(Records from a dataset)
☆ ☆ ☆ ☆ ☆
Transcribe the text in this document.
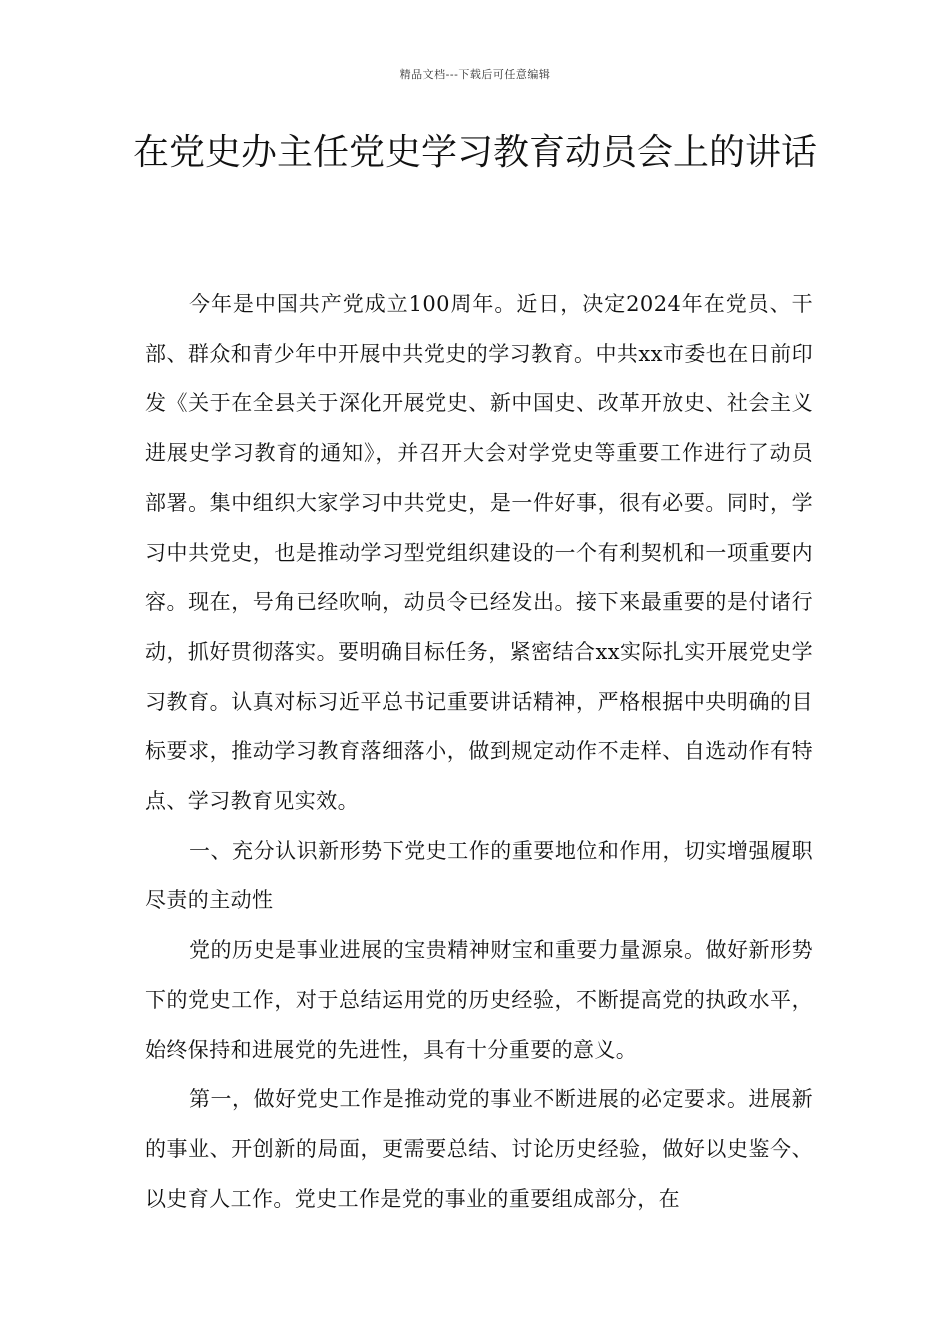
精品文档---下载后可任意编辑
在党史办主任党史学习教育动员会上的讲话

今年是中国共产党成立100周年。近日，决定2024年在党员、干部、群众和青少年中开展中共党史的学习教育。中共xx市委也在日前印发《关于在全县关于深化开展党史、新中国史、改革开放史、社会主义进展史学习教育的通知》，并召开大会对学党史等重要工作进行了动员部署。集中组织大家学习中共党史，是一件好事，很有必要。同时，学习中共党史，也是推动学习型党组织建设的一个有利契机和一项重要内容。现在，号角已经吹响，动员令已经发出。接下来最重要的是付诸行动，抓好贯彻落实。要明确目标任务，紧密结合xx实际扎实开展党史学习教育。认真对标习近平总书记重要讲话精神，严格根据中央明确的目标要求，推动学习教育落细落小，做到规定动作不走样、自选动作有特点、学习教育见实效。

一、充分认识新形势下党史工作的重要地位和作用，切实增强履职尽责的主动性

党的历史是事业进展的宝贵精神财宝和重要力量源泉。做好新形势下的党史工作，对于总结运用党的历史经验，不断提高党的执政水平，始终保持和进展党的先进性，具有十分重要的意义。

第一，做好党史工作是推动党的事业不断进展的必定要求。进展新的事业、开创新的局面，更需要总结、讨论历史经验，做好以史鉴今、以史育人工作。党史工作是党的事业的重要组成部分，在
☆ ☆ ☆ ☆ ☆
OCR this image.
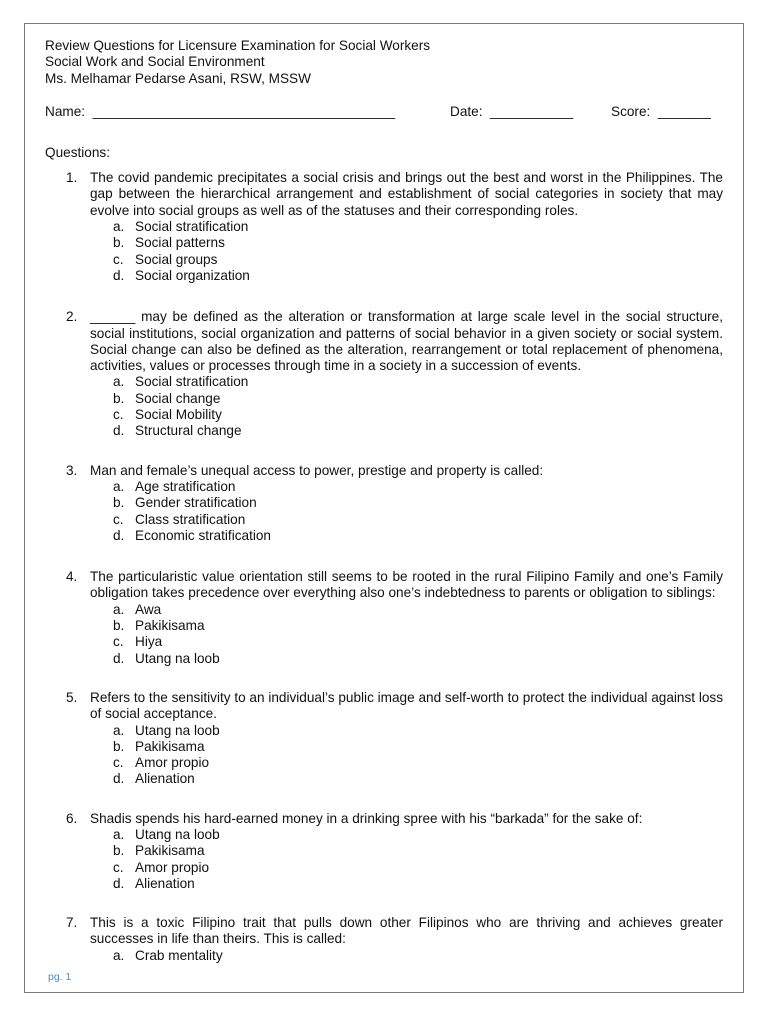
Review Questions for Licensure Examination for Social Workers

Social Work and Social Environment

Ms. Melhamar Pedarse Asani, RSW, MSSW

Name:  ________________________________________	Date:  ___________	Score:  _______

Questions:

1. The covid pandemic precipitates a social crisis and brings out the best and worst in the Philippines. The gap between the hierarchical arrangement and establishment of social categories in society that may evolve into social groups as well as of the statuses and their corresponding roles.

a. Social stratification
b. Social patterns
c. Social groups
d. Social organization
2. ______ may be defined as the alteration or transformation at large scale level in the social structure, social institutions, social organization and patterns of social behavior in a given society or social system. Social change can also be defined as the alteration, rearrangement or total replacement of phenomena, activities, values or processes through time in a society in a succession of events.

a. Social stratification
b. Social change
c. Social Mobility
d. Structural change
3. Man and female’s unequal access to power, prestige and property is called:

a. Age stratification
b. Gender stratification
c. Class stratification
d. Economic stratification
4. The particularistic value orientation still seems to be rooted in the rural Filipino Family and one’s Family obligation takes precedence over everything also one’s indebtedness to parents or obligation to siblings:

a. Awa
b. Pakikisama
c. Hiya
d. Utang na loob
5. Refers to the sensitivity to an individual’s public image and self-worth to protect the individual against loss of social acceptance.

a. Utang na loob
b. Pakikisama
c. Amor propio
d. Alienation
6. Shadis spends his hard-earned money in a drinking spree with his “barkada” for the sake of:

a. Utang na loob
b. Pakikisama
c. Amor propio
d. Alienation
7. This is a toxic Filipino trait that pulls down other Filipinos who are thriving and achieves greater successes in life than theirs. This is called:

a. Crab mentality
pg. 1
☆ ☆ ☆ ☆ ☆
> Written task:
Lines containing the word "groups" must all be returned from the material above.

> Solution for this task:
1. The covid pandemic precipitates a social crisis and brings out the best and worst in the Philippines. The gap between the hierarchical arrangement and establishment of social categories in society that may evolve into social groups as well as of the statuses and their corresponding roles.
c. Social groups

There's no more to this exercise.